— begin —

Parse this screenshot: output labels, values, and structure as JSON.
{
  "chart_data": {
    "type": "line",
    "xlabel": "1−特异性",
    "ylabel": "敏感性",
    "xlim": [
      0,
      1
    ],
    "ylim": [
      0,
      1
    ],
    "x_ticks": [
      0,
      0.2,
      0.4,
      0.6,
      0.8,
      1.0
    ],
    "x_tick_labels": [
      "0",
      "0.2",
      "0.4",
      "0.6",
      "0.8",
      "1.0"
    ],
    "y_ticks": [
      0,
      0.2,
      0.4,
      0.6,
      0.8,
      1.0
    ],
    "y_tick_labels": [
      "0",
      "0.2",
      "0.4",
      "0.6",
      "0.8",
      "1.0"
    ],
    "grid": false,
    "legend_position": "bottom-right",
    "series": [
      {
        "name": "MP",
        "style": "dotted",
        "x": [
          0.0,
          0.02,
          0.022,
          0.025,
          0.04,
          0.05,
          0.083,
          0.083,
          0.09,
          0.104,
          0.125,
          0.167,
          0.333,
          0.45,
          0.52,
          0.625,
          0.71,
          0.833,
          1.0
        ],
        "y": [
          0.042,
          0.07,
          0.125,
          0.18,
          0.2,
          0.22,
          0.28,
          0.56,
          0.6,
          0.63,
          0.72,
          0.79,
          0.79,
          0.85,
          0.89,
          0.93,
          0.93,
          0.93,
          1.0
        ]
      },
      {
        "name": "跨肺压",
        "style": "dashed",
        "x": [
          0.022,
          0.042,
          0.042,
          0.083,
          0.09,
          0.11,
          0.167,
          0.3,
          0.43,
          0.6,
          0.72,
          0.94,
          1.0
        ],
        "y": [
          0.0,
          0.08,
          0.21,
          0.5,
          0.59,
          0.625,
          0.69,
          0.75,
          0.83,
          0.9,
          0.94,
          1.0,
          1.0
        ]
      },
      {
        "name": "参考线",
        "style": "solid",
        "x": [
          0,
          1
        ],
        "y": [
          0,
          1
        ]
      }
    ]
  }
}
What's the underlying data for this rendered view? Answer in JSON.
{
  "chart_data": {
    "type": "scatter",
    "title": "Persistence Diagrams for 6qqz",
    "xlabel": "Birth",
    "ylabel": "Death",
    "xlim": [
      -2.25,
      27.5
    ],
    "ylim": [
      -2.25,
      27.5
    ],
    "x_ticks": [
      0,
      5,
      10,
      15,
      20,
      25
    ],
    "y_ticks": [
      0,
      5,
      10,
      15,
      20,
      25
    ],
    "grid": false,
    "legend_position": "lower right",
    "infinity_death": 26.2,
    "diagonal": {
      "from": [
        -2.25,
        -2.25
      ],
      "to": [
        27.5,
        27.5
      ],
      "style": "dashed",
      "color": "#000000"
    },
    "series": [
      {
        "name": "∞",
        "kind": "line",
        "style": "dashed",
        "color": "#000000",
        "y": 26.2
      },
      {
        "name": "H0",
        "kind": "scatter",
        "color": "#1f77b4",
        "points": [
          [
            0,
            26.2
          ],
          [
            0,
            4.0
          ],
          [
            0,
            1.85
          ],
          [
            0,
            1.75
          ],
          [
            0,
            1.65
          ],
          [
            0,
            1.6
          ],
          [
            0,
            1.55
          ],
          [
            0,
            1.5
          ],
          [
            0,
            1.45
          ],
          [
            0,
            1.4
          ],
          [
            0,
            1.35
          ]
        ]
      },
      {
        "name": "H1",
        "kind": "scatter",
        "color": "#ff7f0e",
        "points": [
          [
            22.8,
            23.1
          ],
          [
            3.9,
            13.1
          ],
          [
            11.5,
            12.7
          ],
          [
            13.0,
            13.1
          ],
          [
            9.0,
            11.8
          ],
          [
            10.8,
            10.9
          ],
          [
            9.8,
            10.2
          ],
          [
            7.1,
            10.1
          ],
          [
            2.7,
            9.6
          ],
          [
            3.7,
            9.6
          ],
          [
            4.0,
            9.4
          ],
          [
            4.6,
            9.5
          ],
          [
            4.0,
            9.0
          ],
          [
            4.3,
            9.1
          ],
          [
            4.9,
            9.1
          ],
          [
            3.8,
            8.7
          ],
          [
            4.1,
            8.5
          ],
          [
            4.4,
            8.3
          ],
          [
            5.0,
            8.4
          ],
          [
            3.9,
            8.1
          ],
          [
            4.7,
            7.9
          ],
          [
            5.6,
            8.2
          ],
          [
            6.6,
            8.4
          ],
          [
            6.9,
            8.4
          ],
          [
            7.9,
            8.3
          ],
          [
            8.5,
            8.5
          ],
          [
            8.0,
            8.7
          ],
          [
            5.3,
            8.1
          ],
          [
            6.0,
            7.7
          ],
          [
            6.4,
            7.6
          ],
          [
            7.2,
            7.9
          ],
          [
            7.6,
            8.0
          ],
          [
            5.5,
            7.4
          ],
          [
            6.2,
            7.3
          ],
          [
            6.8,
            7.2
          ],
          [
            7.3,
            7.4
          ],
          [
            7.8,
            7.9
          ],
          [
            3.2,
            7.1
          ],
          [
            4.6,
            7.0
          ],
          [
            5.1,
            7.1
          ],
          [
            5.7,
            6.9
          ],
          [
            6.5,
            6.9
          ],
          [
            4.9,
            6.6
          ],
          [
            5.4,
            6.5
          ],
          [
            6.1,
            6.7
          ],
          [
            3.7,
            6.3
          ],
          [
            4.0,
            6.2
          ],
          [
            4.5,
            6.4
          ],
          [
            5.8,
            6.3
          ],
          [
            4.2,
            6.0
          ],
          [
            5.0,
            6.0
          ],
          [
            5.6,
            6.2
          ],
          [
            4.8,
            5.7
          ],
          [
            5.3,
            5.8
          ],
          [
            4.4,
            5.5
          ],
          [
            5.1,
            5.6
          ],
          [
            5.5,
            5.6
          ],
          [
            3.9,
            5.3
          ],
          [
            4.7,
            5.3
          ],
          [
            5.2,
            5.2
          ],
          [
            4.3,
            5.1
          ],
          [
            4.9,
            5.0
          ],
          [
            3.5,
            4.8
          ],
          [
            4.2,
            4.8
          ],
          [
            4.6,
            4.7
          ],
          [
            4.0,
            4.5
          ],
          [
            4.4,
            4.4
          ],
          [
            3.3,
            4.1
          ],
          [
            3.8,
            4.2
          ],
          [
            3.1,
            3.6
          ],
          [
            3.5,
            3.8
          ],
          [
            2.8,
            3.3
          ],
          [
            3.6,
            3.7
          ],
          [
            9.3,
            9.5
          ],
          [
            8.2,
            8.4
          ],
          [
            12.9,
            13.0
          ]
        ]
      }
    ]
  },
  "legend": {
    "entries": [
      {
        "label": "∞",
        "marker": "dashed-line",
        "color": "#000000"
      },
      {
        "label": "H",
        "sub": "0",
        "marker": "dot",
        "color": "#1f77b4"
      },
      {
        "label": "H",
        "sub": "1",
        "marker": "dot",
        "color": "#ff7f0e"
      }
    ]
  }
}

— end —

Return every line holding the word "style" from the records.

        "style": "dotted",
        "style": "dashed",
        "style": "solid",
      "style": "dashed",
        "style": "dashed",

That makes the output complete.